__DATASET RECORDS__.
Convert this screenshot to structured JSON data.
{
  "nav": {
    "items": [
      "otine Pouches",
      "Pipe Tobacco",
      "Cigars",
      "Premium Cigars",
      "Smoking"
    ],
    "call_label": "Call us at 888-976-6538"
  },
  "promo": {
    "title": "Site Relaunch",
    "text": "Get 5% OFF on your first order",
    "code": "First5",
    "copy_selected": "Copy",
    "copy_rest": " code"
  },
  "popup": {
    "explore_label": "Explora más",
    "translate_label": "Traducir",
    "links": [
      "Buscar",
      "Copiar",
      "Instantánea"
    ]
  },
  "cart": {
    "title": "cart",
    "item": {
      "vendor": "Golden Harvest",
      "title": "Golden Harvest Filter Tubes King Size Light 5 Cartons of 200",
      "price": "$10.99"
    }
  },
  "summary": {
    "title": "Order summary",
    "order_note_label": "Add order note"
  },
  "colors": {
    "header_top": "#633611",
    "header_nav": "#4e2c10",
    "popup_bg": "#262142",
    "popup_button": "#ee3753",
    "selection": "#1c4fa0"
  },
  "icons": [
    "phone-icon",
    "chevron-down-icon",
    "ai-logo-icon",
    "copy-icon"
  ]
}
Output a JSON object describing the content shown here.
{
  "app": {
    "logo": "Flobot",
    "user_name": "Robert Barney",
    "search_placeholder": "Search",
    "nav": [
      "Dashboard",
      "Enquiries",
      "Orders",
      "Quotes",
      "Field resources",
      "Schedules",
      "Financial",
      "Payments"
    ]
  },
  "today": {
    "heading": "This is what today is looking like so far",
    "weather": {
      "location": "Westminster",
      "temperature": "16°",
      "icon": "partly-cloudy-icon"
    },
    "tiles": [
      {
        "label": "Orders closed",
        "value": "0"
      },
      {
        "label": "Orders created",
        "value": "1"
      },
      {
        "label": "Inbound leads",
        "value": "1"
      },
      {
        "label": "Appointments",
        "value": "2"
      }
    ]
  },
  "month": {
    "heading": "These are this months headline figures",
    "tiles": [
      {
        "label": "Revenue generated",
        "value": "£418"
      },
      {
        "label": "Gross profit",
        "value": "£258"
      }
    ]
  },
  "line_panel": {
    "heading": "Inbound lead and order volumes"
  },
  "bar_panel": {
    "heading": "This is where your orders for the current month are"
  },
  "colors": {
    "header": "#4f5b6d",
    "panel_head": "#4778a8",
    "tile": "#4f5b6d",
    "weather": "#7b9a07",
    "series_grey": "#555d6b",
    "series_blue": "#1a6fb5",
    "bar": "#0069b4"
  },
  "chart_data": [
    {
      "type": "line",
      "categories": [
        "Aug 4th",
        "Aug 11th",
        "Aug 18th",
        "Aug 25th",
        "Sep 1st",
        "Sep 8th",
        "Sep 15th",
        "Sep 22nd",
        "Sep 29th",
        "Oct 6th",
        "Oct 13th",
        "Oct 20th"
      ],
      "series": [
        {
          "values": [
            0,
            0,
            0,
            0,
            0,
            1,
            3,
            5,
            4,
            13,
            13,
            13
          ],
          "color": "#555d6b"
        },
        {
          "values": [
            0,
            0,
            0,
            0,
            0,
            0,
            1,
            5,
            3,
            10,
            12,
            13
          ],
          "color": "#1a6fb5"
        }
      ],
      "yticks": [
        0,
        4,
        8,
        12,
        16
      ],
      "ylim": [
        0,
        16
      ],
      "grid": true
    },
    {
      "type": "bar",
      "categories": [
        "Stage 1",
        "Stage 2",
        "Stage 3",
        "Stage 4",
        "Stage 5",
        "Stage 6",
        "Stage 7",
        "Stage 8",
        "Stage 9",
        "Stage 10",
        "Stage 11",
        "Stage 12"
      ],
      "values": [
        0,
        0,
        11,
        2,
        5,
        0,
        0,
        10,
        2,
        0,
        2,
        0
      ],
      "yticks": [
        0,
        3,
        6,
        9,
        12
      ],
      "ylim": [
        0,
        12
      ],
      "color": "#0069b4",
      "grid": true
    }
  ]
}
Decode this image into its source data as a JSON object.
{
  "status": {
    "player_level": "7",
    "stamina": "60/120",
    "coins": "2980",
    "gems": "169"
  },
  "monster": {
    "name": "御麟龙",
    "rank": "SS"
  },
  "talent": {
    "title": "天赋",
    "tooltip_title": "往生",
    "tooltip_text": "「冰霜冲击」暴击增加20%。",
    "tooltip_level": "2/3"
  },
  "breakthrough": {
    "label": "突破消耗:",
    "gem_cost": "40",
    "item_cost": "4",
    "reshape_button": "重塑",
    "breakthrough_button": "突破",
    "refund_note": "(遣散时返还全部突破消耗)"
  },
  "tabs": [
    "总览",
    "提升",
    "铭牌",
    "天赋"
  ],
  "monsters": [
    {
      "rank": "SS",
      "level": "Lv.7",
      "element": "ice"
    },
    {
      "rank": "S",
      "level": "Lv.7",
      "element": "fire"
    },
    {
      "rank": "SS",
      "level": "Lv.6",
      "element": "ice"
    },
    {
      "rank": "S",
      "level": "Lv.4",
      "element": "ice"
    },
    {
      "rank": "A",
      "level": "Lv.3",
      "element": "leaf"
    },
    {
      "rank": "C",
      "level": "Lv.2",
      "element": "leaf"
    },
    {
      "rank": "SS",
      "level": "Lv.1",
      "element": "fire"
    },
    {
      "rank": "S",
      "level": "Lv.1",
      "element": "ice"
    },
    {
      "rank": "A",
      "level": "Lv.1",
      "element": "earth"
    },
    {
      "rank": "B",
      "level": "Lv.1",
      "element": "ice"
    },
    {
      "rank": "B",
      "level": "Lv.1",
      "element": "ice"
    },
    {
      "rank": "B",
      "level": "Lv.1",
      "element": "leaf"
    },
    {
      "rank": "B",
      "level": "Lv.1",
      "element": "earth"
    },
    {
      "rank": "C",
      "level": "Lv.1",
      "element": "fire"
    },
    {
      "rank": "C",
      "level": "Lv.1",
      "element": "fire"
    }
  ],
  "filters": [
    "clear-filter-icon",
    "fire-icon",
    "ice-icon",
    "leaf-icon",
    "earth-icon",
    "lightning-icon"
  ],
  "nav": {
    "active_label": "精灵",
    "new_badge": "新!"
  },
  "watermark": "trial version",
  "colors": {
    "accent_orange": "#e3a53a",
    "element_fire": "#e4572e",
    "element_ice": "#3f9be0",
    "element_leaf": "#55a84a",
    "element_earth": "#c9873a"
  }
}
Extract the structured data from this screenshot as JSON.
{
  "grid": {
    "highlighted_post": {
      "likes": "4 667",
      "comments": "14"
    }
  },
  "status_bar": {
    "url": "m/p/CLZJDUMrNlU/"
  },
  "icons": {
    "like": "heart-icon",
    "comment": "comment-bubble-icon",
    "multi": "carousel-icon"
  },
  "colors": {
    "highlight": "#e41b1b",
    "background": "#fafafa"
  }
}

__JOB__. Say, as a number only, how many lines of the data contain "Stage".

__IN RESPONSE__. 12